- [SUPPLIED INFORMATION]
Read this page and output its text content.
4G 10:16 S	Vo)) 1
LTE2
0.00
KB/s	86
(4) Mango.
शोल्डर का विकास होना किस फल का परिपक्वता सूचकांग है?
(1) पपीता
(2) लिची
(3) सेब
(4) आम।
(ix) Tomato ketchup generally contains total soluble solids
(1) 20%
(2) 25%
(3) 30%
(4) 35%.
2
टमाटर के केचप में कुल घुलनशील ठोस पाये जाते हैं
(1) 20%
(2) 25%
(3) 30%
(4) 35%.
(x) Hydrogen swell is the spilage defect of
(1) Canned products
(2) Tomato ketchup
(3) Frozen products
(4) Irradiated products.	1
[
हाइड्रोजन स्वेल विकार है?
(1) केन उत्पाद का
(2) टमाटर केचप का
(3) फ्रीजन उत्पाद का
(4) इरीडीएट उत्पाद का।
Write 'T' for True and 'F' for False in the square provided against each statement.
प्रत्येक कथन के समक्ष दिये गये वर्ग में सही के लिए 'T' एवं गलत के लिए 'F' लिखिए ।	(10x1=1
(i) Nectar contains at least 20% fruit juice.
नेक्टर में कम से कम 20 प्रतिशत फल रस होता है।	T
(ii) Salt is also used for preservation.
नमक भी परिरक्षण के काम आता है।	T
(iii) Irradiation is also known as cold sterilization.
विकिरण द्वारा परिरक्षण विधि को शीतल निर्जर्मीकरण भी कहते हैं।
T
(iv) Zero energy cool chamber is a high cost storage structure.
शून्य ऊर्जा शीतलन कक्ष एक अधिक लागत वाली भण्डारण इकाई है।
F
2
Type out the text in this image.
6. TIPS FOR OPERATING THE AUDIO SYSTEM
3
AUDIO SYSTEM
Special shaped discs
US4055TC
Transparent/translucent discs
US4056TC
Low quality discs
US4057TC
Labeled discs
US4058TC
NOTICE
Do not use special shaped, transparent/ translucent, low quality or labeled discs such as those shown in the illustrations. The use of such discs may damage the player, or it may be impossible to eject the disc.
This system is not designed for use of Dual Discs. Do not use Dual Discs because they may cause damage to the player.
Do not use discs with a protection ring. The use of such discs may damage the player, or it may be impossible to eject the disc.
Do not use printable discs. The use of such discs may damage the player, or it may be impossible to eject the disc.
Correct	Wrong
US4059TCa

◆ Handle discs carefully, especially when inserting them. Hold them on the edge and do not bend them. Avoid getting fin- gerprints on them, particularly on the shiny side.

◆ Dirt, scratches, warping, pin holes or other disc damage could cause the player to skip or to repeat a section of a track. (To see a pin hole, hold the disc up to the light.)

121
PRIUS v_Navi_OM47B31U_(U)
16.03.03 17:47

- [CHALLENGE] Each entry above needs to be retyped exactly.

- [TASK OUTPUT]
Read this page and output its text content.
4G 10:16 S	Vo)) 1
LTE2
0.00
KB/s	86
(4) Mango.
शोल्डर का विकास होना किस फल का परिपक्वता सूचकांग है?
(1) पपीता
(2) लिची
(3) सेब
(4) आम।
(ix) Tomato ketchup generally contains total soluble solids
(1) 20%
(2) 25%
(3) 30%
(4) 35%.
2
टमाटर के केचप में कुल घुलनशील ठोस पाये जाते हैं
(1) 20%
(2) 25%
(3) 30%
(4) 35%.
(x) Hydrogen swell is the spilage defect of
(1) Canned products
(2) Tomato ketchup
(3) Frozen products
(4) Irradiated products.	1
[
हाइड्रोजन स्वेल विकार है?
(1) केन उत्पाद का
(2) टमाटर केचप का
(3) फ्रीजन उत्पाद का
(4) इरीडीएट उत्पाद का।
Write 'T' for True and 'F' for False in the square provided against each statement.
प्रत्येक कथन के समक्ष दिये गये वर्ग में सही के लिए 'T' एवं गलत के लिए 'F' लिखिए ।	(10x1=1
(i) Nectar contains at least 20% fruit juice.
नेक्टर में कम से कम 20 प्रतिशत फल रस होता है।	T
(ii) Salt is also used for preservation.
नमक भी परिरक्षण के काम आता है।	T
(iii) Irradiation is also known as cold sterilization.
विकिरण द्वारा परिरक्षण विधि को शीतल निर्जर्मीकरण भी कहते हैं।
T
(iv) Zero energy cool chamber is a high cost storage structure.
शून्य ऊर्जा शीतलन कक्ष एक अधिक लागत वाली भण्डारण इकाई है।
F
2
Type out the text in this image.
6. TIPS FOR OPERATING THE AUDIO SYSTEM
3
AUDIO SYSTEM
Special shaped discs
US4055TC
Transparent/translucent discs
US4056TC
Low quality discs
US4057TC
Labeled discs
US4058TC
NOTICE
Do not use special shaped, transparent/ translucent, low quality or labeled discs such as those shown in the illustrations. The use of such discs may damage the player, or it may be impossible to eject the disc.
This system is not designed for use of Dual Discs. Do not use Dual Discs because they may cause damage to the player.
Do not use discs with a protection ring. The use of such discs may damage the player, or it may be impossible to eject the disc.
Do not use printable discs. The use of such discs may damage the player, or it may be impossible to eject the disc.
Correct	Wrong
US4059TCa

◆ Handle discs carefully, especially when inserting them. Hold them on the edge and do not bend them. Avoid getting fin- gerprints on them, particularly on the shiny side.

◆ Dirt, scratches, warping, pin holes or other disc damage could cause the player to skip or to repeat a section of a track. (To see a pin hole, hold the disc up to the light.)

121
PRIUS v_Navi_OM47B31U_(U)
16.03.03 17:47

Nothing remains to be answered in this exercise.